Structured figure records:
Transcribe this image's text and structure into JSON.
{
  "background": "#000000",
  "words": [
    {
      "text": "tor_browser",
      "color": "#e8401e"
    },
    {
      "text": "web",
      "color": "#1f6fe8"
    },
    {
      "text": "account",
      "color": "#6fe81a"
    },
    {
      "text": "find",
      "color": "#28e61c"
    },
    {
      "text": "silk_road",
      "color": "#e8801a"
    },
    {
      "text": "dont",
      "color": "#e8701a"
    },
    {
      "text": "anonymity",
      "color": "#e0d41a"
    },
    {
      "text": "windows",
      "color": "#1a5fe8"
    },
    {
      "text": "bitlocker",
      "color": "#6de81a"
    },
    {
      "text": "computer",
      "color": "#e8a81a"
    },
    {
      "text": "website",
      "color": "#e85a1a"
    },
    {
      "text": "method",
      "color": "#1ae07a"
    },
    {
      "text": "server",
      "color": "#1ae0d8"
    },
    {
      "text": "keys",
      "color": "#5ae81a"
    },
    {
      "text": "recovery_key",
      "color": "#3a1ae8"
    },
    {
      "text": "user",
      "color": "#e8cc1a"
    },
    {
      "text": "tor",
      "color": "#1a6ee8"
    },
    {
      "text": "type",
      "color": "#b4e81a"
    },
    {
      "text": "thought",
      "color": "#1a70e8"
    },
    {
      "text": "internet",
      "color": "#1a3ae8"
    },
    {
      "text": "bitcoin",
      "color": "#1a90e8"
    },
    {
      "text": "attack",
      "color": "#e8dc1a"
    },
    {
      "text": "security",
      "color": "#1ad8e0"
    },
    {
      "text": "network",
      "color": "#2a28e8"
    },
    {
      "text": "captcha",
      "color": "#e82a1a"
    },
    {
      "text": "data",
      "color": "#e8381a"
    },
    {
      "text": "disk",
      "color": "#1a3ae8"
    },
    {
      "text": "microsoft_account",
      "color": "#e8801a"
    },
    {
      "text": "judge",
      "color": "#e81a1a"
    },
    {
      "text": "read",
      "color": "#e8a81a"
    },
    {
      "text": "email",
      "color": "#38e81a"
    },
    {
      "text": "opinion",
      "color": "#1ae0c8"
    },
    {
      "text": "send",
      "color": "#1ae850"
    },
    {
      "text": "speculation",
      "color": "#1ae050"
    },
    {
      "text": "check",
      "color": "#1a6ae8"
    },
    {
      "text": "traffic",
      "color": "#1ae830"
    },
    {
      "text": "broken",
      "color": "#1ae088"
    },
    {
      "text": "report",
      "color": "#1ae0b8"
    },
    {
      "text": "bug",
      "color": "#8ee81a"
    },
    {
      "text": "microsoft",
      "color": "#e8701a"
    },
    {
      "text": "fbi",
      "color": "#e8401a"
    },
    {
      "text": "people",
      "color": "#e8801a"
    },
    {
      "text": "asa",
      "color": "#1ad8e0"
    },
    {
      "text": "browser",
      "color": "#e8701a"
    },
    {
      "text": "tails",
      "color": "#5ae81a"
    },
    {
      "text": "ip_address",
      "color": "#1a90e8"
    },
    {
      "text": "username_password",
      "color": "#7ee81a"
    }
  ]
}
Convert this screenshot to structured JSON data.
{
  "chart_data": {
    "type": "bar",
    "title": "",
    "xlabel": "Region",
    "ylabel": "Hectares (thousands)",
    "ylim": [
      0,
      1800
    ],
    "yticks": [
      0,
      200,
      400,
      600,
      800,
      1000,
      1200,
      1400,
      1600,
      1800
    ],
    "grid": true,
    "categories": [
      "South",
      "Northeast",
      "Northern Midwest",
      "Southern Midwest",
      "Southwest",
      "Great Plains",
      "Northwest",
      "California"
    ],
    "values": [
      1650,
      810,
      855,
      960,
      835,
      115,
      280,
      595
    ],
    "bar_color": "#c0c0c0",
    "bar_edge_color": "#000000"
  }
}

JOB
From the entries above, copy every line that holds the word "Midwest".

SOLVED EXERCISE
      "Northern Midwest",
      "Southern Midwest",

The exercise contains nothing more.